Repeat the records word for word, excluding any picture.
_ _ _ _ _ _ _
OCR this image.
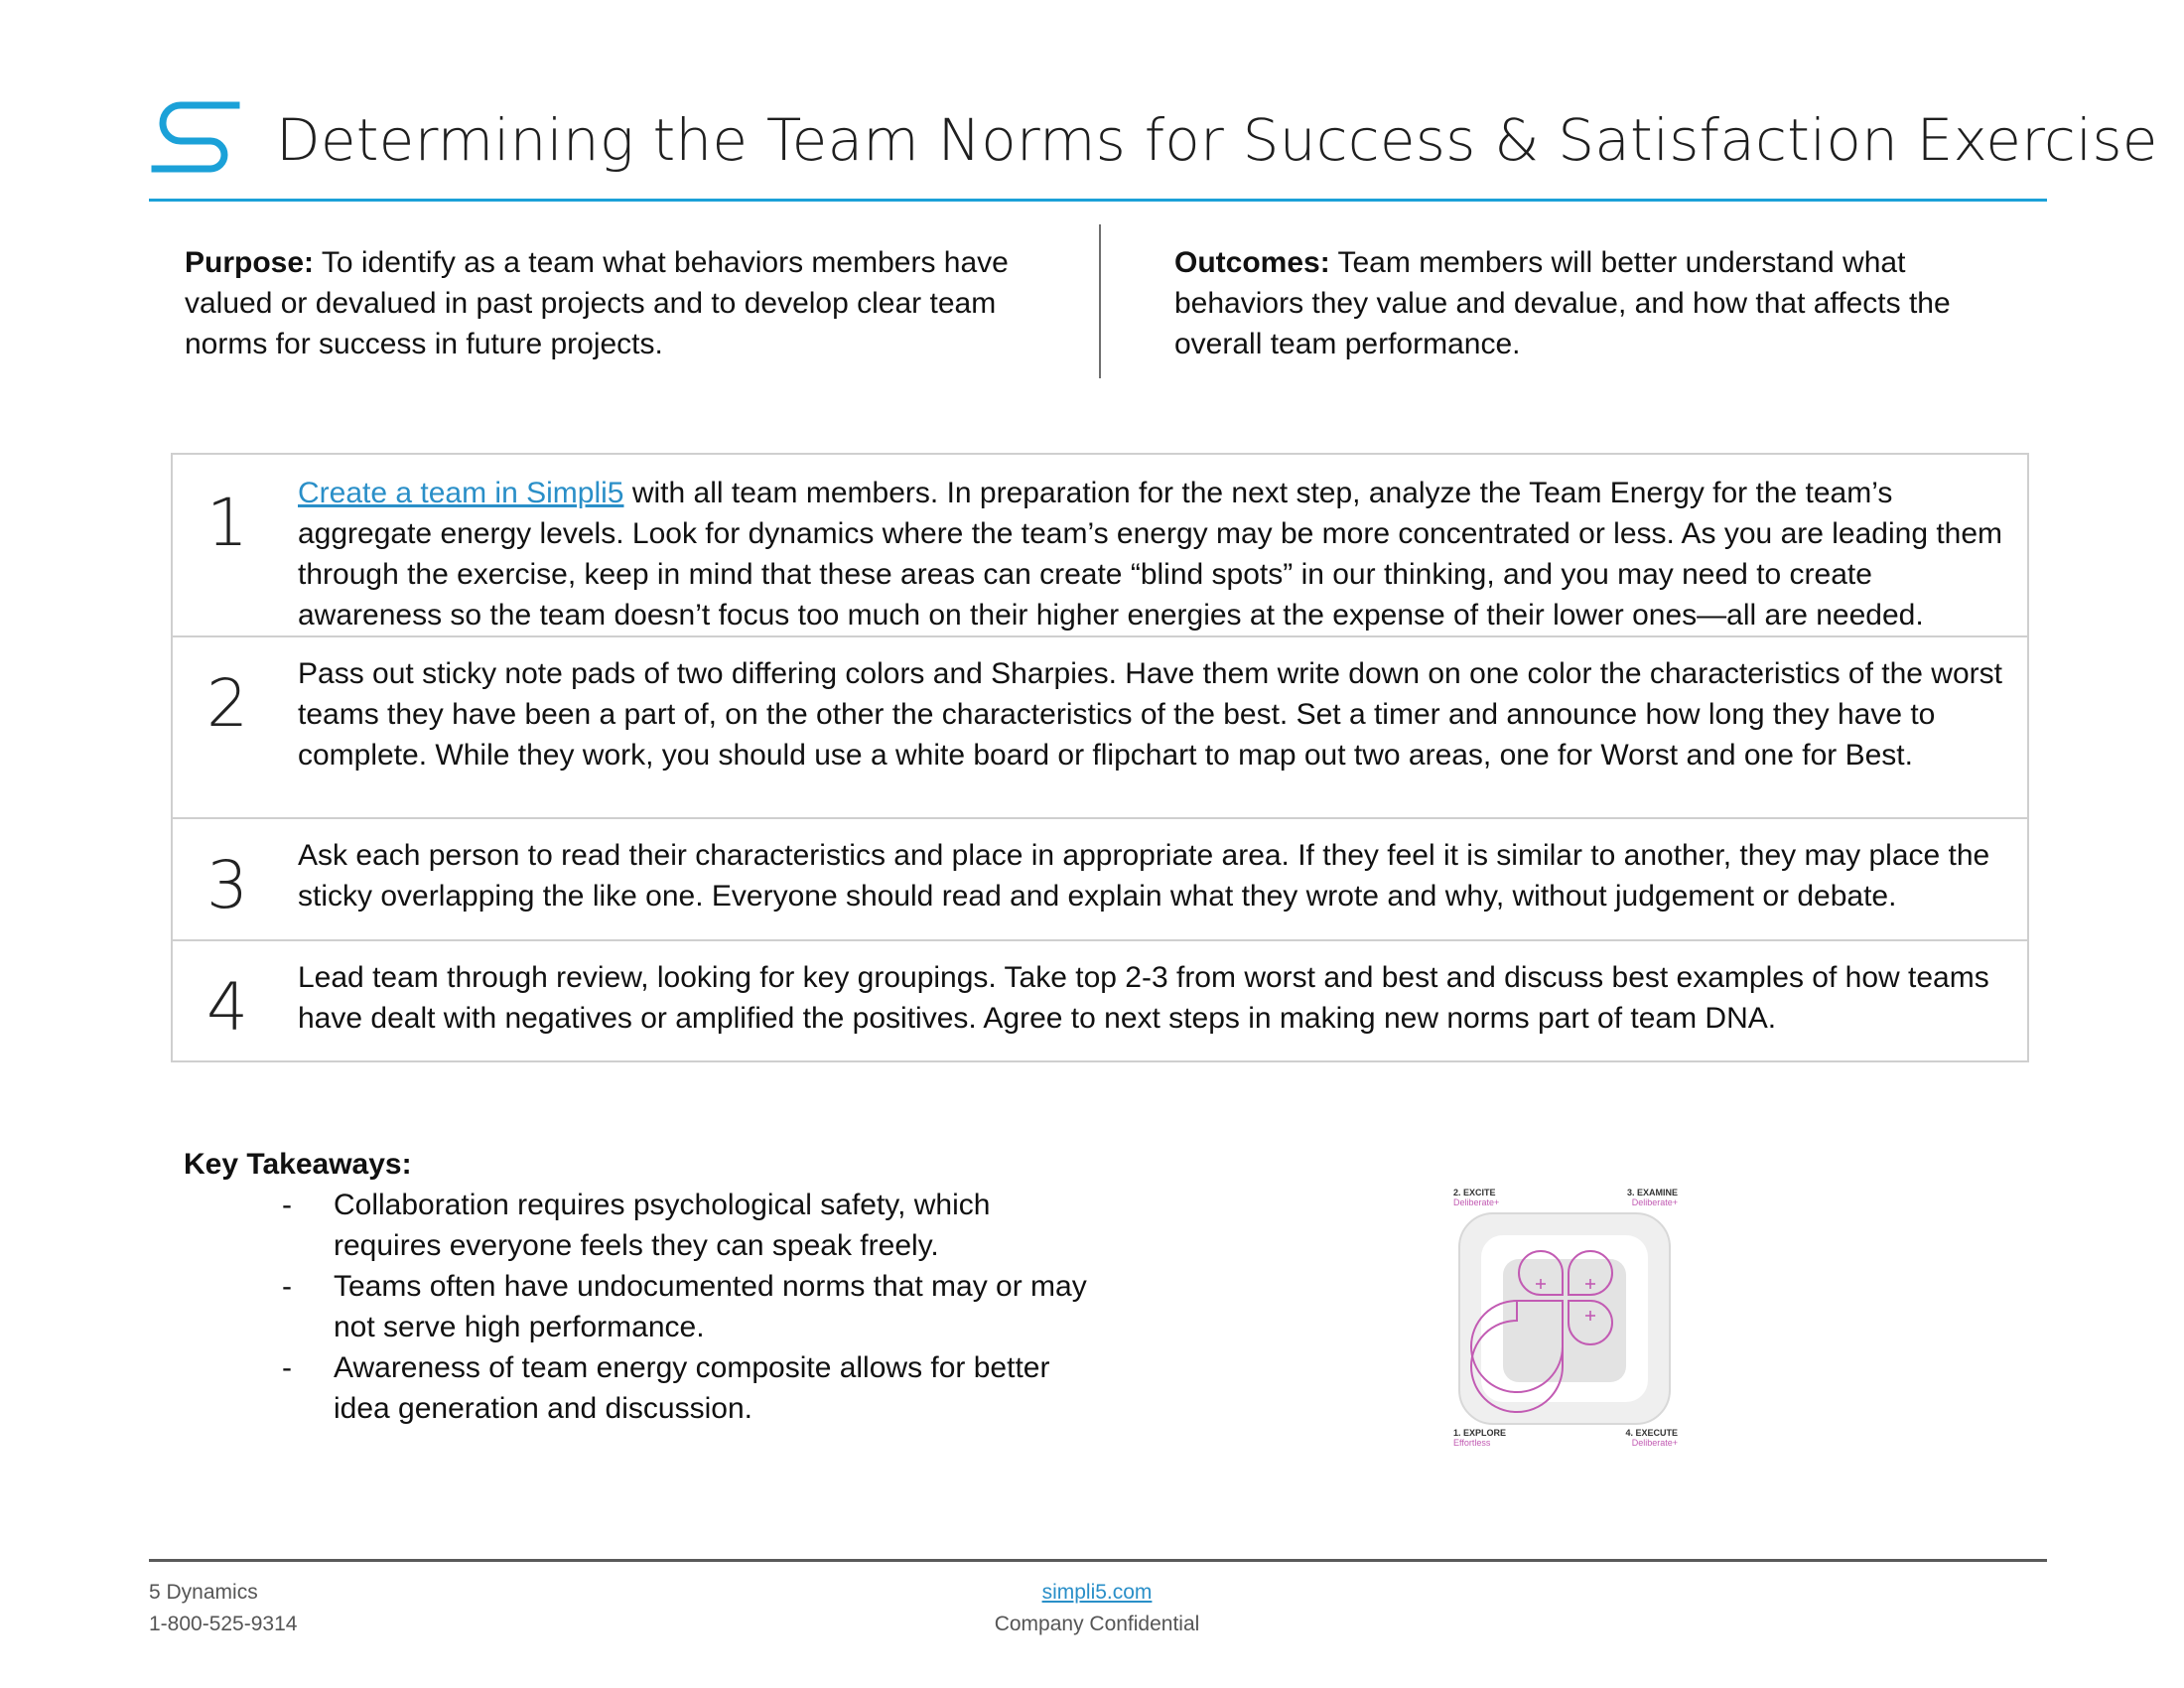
Determining the Team Norms for Success & Satisfaction Exercise
Purpose: To identify as a team what behaviors members have valued or devalued in past projects and to develop clear team norms for success in future projects.
Outcomes: Team members will better understand what behaviors they value and devalue, and how that affects the overall team performance.
1 Create a team in Simpli5 with all team members. In preparation for the next step, analyze the Team Energy for the team’s aggregate energy levels. Look for dynamics where the team’s energy may be more concentrated or less. As you are leading them through the exercise, keep in mind that these areas can create “blind spots” in our thinking, and you may need to create awareness so the team doesn’t focus too much on their higher energies at the expense of their lower ones—all are needed.
2 Pass out sticky note pads of two differing colors and Sharpies. Have them write down on one color the characteristics of the worst teams they have been a part of, on the other the characteristics of the best. Set a timer and announce how long they have to complete. While they work, you should use a white board or flipchart to map out two areas, one for Worst and one for Best.
3 Ask each person to read their characteristics and place in appropriate area. If they feel it is similar to another, they may place the sticky overlapping the like one. Everyone should read and explain what they wrote and why, without judgement or debate.
4 Lead team through review, looking for key groupings. Take top 2-3 from worst and best and discuss best examples of how teams have dealt with negatives or amplified the positives. Agree to next steps in making new norms part of team DNA.
Key Takeaways:
- Collaboration requires psychological safety, which requires everyone feels they can speak freely.
- Teams often have undocumented norms that may or may not serve high performance.
- Awareness of team energy composite allows for better idea generation and discussion.
2. EXCITE
Deliberate+
3. EXAMINE
Deliberate+
1. EXPLORE
Effortless
4. EXECUTE
Deliberate+
5 Dynamics
1-800-525-9314
simpli5.com
Company Confidential
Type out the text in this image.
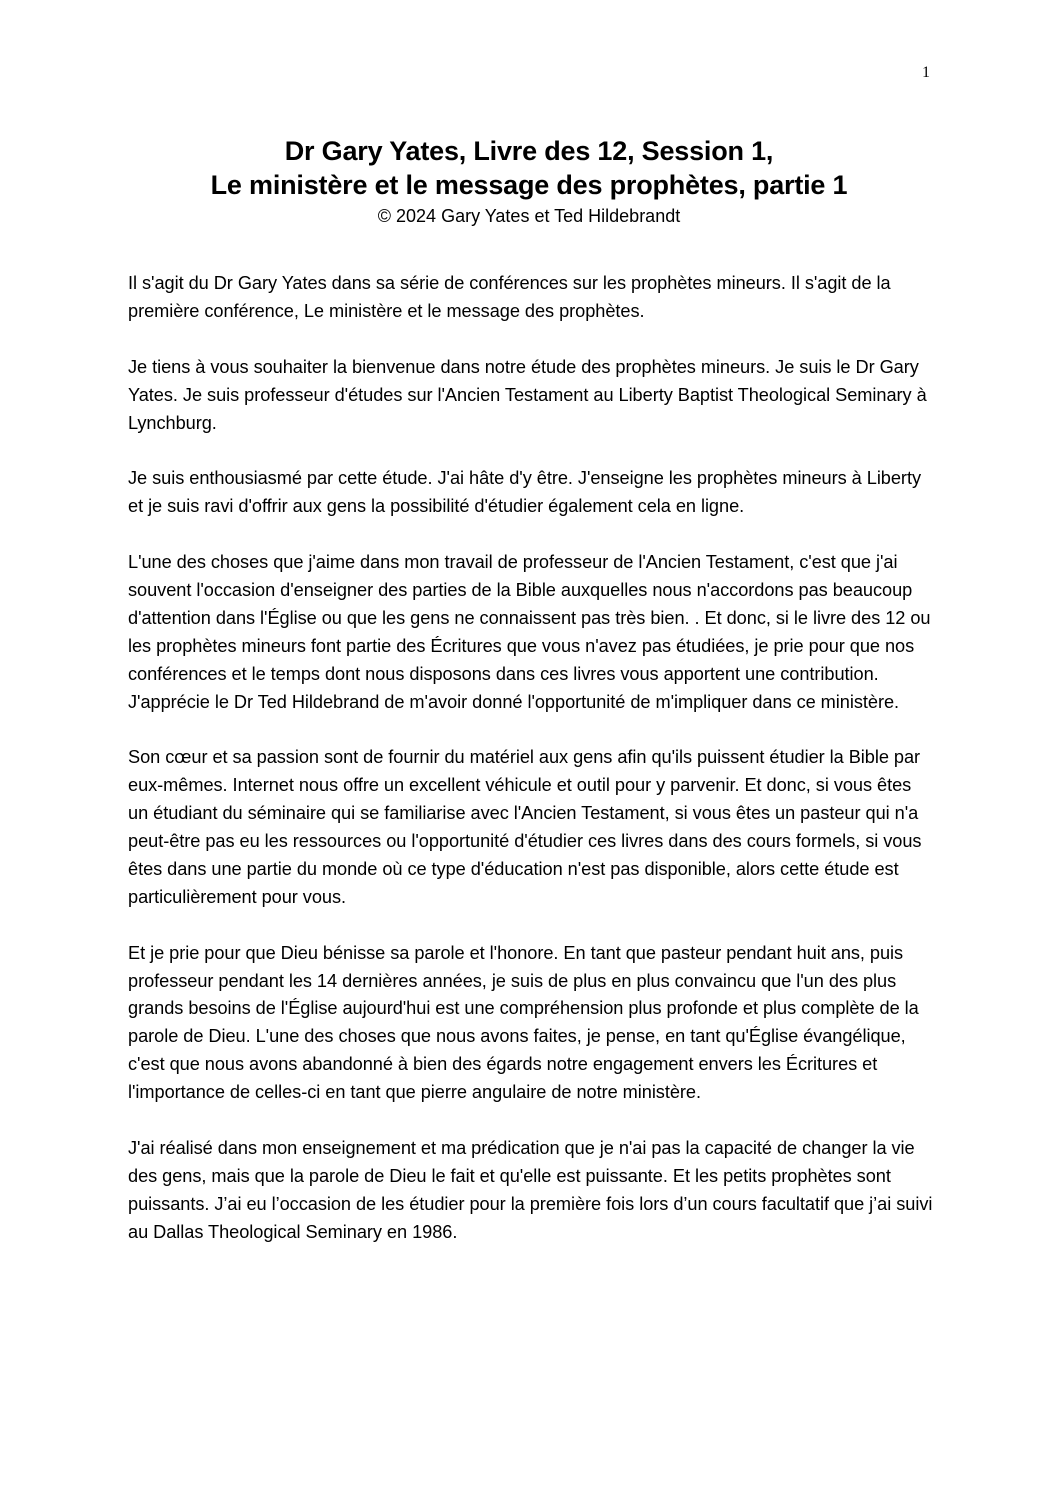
1
Dr Gary Yates, Livre des 12, Session 1,
Le ministère et le message des prophètes, partie 1
© 2024 Gary Yates et Ted Hildebrandt

Il s'agit du Dr Gary Yates dans sa série de conférences sur les prophètes mineurs. Il s'agit de la première conférence, Le ministère et le message des prophètes.

Je tiens à vous souhaiter la bienvenue dans notre étude des prophètes mineurs. Je suis le Dr Gary Yates. Je suis professeur d'études sur l'Ancien Testament au Liberty Baptist Theological Seminary à Lynchburg.

Je suis enthousiasmé par cette étude. J'ai hâte d'y être. J'enseigne les prophètes mineurs à Liberty et je suis ravi d'offrir aux gens la possibilité d'étudier également cela en ligne.

L'une des choses que j'aime dans mon travail de professeur de l'Ancien Testament, c'est que j'ai souvent l'occasion d'enseigner des parties de la Bible auxquelles nous n'accordons pas beaucoup d'attention dans l'Église ou que les gens ne connaissent pas très bien. . Et donc, si le livre des 12 ou les prophètes mineurs font partie des Écritures que vous n'avez pas étudiées, je prie pour que nos conférences et le temps dont nous disposons dans ces livres vous apportent une contribution. J'apprécie le Dr Ted Hildebrand de m'avoir donné l'opportunité de m'impliquer dans ce ministère.

Son cœur et sa passion sont de fournir du matériel aux gens afin qu'ils puissent étudier la Bible par eux-mêmes. Internet nous offre un excellent véhicule et outil pour y parvenir. Et donc, si vous êtes un étudiant du séminaire qui se familiarise avec l'Ancien Testament, si vous êtes un pasteur qui n'a peut-être pas eu les ressources ou l'opportunité d'étudier ces livres dans des cours formels, si vous êtes dans une partie du monde où ce type d'éducation n'est pas disponible, alors cette étude est particulièrement pour vous.

Et je prie pour que Dieu bénisse sa parole et l'honore. En tant que pasteur pendant huit ans, puis professeur pendant les 14 dernières années, je suis de plus en plus convaincu que l'un des plus grands besoins de l'Église aujourd'hui est une compréhension plus profonde et plus complète de la parole de Dieu. L'une des choses que nous avons faites, je pense, en tant qu'Église évangélique, c'est que nous avons abandonné à bien des égards notre engagement envers les Écritures et l'importance de celles-ci en tant que pierre angulaire de notre ministère.

J'ai réalisé dans mon enseignement et ma prédication que je n'ai pas la capacité de changer la vie des gens, mais que la parole de Dieu le fait et qu'elle est puissante. Et les petits prophètes sont puissants. J’ai eu l’occasion de les étudier pour la première fois lors d’un cours facultatif que j’ai suivi au Dallas Theological Seminary en 1986.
_ _ _ _ _ _ _
> _Result below_:
OCR this image.
Determining the Team Norms for Success & Satisfaction Exercise
Purpose: To identify as a team what behaviors members have valued or devalued in past projects and to develop clear team norms for success in future projects.
Outcomes: Team members will better understand what behaviors they value and devalue, and how that affects the overall team performance.
1 Create a team in Simpli5 with all team members. In preparation for the next step, analyze the Team Energy for the team’s aggregate energy levels. Look for dynamics where the team’s energy may be more concentrated or less. As you are leading them through the exercise, keep in mind that these areas can create “blind spots” in our thinking, and you may need to create awareness so the team doesn’t focus too much on their higher energies at the expense of their lower ones—all are needed.
2 Pass out sticky note pads of two differing colors and Sharpies. Have them write down on one color the characteristics of the worst teams they have been a part of, on the other the characteristics of the best. Set a timer and announce how long they have to complete. While they work, you should use a white board or flipchart to map out two areas, one for Worst and one for Best.
3 Ask each person to read their characteristics and place in appropriate area. If they feel it is similar to another, they may place the sticky overlapping the like one. Everyone should read and explain what they wrote and why, without judgement or debate.
4 Lead team through review, looking for key groupings. Take top 2-3 from worst and best and discuss best examples of how teams have dealt with negatives or amplified the positives. Agree to next steps in making new norms part of team DNA.
Key Takeaways:
- Collaboration requires psychological safety, which requires everyone feels they can speak freely.
- Teams often have undocumented norms that may or may not serve high performance.
- Awareness of team energy composite allows for better idea generation and discussion.
2. EXCITE
Deliberate+
3. EXAMINE
Deliberate+
1. EXPLORE
Effortless
4. EXECUTE
Deliberate+
5 Dynamics
1-800-525-9314
simpli5.com
Company Confidential
Type out the text in this image.
1
Dr Gary Yates, Livre des 12, Session 1,
Le ministère et le message des prophètes, partie 1
© 2024 Gary Yates et Ted Hildebrandt

Il s'agit du Dr Gary Yates dans sa série de conférences sur les prophètes mineurs. Il s'agit de la première conférence, Le ministère et le message des prophètes.

Je tiens à vous souhaiter la bienvenue dans notre étude des prophètes mineurs. Je suis le Dr Gary Yates. Je suis professeur d'études sur l'Ancien Testament au Liberty Baptist Theological Seminary à Lynchburg.

Je suis enthousiasmé par cette étude. J'ai hâte d'y être. J'enseigne les prophètes mineurs à Liberty et je suis ravi d'offrir aux gens la possibilité d'étudier également cela en ligne.

L'une des choses que j'aime dans mon travail de professeur de l'Ancien Testament, c'est que j'ai souvent l'occasion d'enseigner des parties de la Bible auxquelles nous n'accordons pas beaucoup d'attention dans l'Église ou que les gens ne connaissent pas très bien. . Et donc, si le livre des 12 ou les prophètes mineurs font partie des Écritures que vous n'avez pas étudiées, je prie pour que nos conférences et le temps dont nous disposons dans ces livres vous apportent une contribution. J'apprécie le Dr Ted Hildebrand de m'avoir donné l'opportunité de m'impliquer dans ce ministère.

Son cœur et sa passion sont de fournir du matériel aux gens afin qu'ils puissent étudier la Bible par eux-mêmes. Internet nous offre un excellent véhicule et outil pour y parvenir. Et donc, si vous êtes un étudiant du séminaire qui se familiarise avec l'Ancien Testament, si vous êtes un pasteur qui n'a peut-être pas eu les ressources ou l'opportunité d'étudier ces livres dans des cours formels, si vous êtes dans une partie du monde où ce type d'éducation n'est pas disponible, alors cette étude est particulièrement pour vous.

Et je prie pour que Dieu bénisse sa parole et l'honore. En tant que pasteur pendant huit ans, puis professeur pendant les 14 dernières années, je suis de plus en plus convaincu que l'un des plus grands besoins de l'Église aujourd'hui est une compréhension plus profonde et plus complète de la parole de Dieu. L'une des choses que nous avons faites, je pense, en tant qu'Église évangélique, c'est que nous avons abandonné à bien des égards notre engagement envers les Écritures et l'importance de celles-ci en tant que pierre angulaire de notre ministère.

J'ai réalisé dans mon enseignement et ma prédication que je n'ai pas la capacité de changer la vie des gens, mais que la parole de Dieu le fait et qu'elle est puissante. Et les petits prophètes sont puissants. J’ai eu l’occasion de les étudier pour la première fois lors d’un cours facultatif que j’ai suivi au Dallas Theological Seminary en 1986.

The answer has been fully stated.